> _What to produce_
Pull out every line below that contains the word "screenshot".

(Excerpts from a figure dataset)
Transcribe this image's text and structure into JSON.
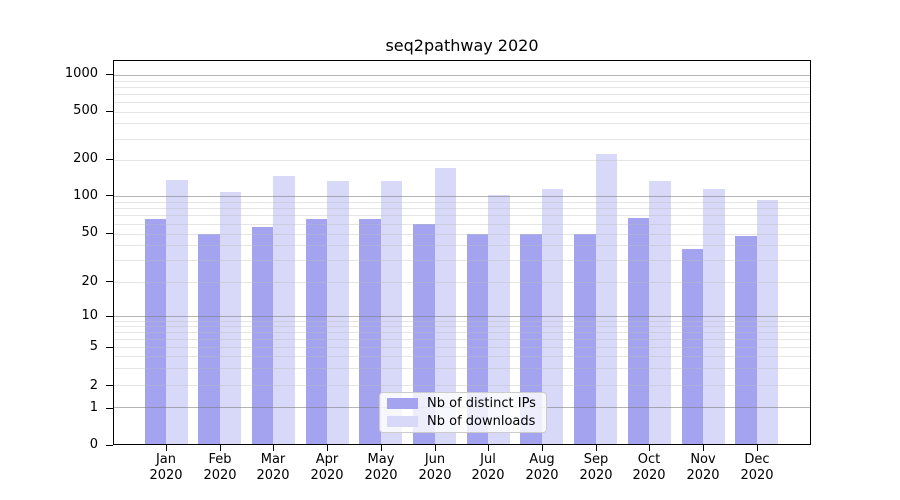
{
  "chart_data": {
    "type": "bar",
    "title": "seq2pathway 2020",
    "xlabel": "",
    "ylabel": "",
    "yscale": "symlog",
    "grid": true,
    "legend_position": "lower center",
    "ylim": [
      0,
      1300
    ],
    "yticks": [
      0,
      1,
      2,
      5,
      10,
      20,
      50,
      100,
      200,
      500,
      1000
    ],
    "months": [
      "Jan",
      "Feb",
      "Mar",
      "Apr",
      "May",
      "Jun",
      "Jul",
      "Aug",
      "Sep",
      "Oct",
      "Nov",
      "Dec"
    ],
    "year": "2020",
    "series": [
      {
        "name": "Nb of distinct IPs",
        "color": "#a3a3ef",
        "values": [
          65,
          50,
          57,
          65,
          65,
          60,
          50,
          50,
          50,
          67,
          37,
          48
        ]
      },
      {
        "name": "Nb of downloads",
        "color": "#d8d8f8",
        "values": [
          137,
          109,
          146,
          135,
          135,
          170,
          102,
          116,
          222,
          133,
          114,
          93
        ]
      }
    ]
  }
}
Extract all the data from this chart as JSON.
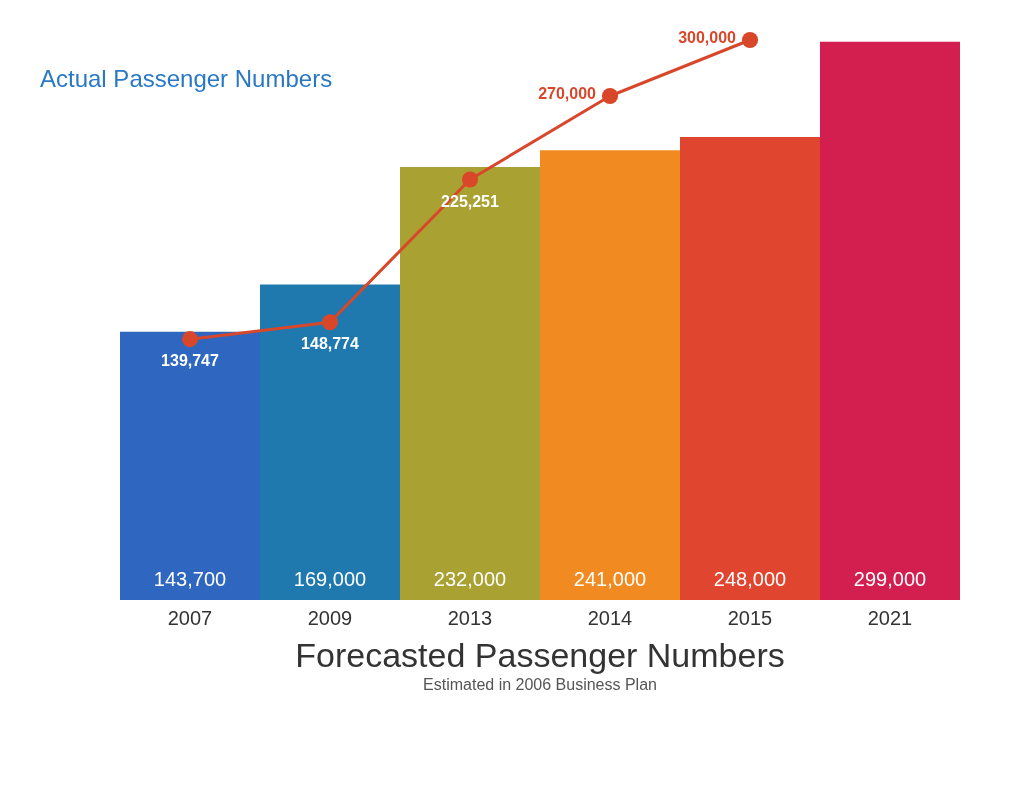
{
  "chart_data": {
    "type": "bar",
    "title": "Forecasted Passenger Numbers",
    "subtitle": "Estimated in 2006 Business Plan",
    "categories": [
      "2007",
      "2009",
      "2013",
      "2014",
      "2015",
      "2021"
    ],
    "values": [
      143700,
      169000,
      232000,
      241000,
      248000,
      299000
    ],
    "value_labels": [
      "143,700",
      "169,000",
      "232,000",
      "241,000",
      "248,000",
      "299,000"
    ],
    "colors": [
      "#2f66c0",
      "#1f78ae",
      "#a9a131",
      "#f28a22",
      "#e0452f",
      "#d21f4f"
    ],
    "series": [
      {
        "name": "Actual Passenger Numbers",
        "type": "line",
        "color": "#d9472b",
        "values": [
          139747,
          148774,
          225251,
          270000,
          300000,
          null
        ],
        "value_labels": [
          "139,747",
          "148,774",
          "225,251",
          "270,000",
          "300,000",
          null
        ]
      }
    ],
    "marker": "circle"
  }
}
--
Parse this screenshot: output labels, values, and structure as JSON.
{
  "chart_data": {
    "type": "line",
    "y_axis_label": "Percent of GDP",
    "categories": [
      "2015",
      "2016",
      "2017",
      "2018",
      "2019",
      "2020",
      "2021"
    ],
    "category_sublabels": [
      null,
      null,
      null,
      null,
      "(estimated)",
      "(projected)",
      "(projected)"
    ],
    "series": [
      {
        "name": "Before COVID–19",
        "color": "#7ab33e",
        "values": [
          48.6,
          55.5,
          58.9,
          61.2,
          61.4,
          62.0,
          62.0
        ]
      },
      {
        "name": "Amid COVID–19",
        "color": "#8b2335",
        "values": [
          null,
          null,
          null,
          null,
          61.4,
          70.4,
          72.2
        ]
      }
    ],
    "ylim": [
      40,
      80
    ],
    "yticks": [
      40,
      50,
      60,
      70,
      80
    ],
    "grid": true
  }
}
---
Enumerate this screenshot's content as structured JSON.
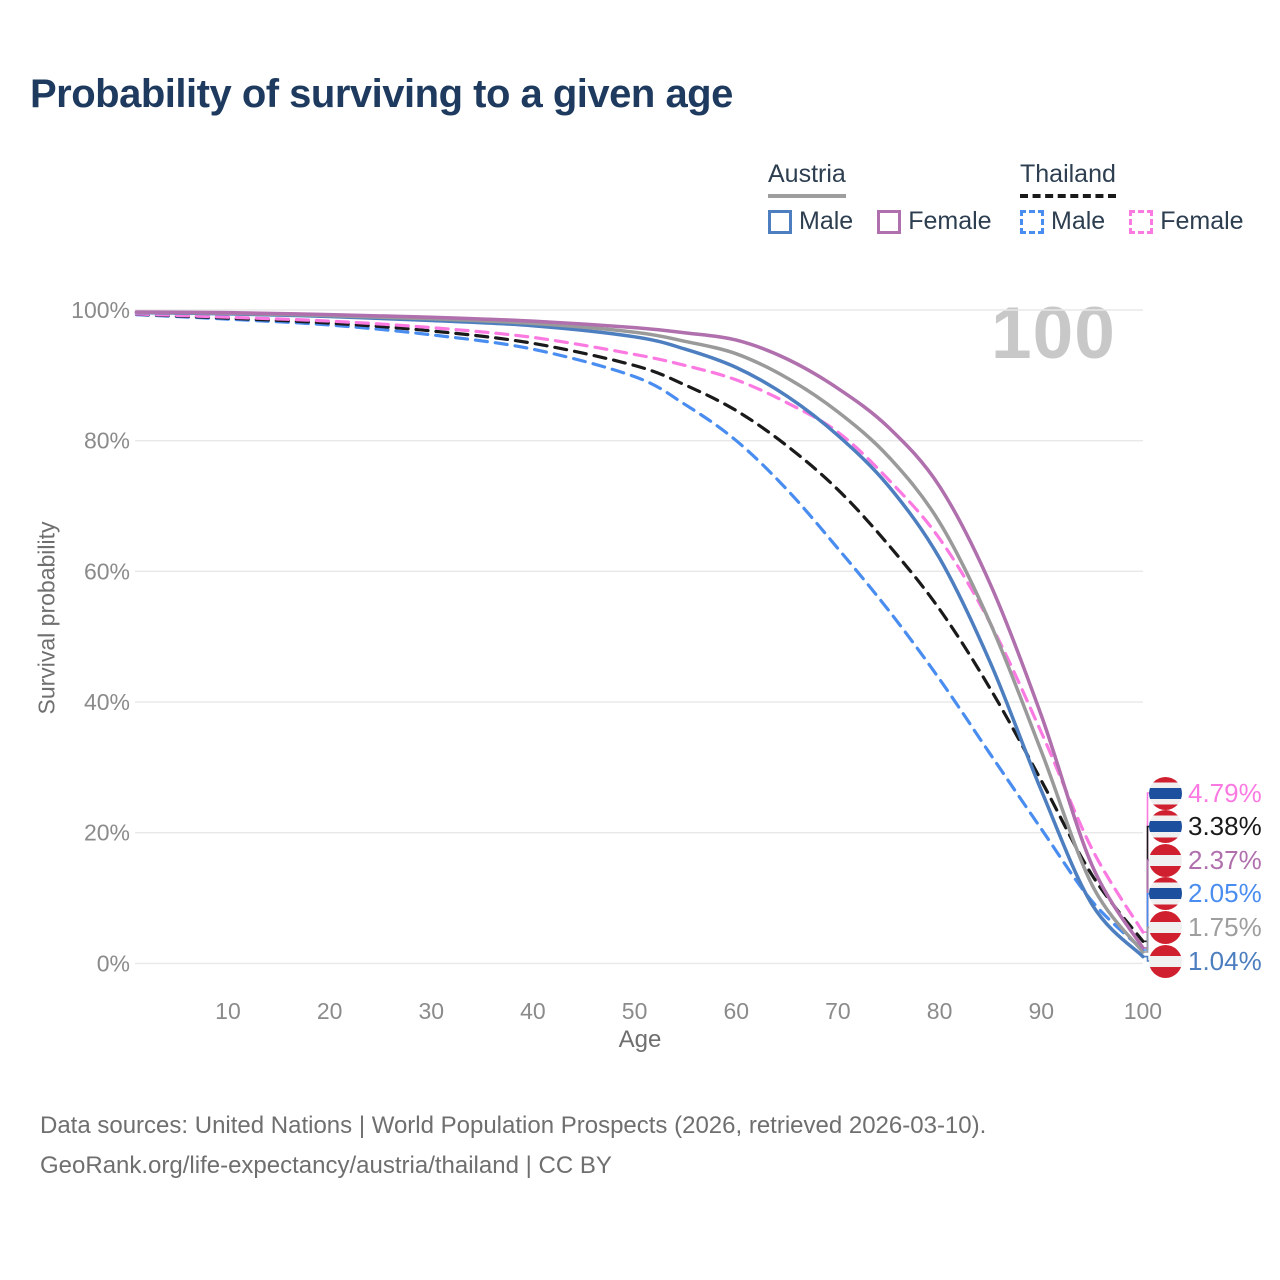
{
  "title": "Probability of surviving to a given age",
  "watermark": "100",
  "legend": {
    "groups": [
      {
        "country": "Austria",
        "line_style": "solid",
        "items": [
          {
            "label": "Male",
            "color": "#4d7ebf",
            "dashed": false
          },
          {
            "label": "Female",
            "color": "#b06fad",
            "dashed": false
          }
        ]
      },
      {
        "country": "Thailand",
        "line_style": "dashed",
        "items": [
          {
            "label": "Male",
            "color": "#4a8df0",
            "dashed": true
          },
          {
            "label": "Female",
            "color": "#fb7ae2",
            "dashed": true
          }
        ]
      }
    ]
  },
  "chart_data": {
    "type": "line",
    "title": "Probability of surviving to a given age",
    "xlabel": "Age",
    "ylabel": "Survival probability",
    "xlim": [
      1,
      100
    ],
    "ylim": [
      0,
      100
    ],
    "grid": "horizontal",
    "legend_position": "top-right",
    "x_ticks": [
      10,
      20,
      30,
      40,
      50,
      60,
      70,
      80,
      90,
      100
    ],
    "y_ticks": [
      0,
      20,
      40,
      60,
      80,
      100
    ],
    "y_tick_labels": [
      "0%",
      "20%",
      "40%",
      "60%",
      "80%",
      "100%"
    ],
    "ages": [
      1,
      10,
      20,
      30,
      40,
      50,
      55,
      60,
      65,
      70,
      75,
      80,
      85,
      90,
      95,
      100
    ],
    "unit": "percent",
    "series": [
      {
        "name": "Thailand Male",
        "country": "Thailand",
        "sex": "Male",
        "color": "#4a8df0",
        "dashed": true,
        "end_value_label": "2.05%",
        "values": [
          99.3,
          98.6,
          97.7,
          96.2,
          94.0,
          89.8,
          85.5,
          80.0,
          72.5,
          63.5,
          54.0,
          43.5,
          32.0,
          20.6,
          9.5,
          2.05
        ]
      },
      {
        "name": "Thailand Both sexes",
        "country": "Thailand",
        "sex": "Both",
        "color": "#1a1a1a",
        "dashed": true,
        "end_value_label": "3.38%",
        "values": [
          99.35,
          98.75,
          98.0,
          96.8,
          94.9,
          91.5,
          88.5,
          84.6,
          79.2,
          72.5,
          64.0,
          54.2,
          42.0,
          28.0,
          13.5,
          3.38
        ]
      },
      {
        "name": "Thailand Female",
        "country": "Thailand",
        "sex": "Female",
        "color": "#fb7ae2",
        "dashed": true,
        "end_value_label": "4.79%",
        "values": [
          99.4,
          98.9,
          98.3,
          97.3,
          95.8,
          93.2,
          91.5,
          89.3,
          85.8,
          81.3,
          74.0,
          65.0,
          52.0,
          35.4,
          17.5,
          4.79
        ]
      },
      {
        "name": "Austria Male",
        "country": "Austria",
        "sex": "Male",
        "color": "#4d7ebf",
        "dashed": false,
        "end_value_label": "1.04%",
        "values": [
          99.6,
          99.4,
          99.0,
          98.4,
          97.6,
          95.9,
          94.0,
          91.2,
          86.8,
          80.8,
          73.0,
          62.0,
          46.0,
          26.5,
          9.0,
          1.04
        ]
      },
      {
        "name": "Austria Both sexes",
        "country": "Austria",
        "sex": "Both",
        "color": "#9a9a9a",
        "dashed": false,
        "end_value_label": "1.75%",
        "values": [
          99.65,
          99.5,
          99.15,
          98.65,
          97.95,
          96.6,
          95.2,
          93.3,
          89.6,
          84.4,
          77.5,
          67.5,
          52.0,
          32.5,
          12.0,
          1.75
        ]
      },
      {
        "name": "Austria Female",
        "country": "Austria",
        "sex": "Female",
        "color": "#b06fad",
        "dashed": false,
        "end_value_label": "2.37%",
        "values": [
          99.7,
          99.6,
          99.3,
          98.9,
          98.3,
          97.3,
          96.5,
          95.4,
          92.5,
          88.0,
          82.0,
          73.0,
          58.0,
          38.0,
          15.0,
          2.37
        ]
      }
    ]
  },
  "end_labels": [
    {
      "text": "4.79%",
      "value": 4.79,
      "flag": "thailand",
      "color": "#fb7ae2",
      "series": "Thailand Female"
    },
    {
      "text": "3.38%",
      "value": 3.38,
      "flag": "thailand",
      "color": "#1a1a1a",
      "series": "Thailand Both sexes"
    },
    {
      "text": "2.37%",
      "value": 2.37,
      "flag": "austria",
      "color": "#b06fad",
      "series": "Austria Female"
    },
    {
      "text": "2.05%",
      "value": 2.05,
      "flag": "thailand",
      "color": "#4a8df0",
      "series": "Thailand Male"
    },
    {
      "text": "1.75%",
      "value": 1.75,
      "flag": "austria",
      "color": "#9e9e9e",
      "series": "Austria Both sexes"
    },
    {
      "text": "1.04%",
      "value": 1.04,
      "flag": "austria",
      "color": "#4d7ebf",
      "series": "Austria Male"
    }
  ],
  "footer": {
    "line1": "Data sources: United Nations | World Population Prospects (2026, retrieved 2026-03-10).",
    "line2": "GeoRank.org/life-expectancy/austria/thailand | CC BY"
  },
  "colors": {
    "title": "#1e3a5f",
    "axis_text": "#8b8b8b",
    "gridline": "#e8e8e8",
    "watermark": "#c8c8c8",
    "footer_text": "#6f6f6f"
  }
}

> _Task solution_
Parse this screenshot: output labels, values, and structure as JSON.
Enumerate this screenshot's content as structured JSON.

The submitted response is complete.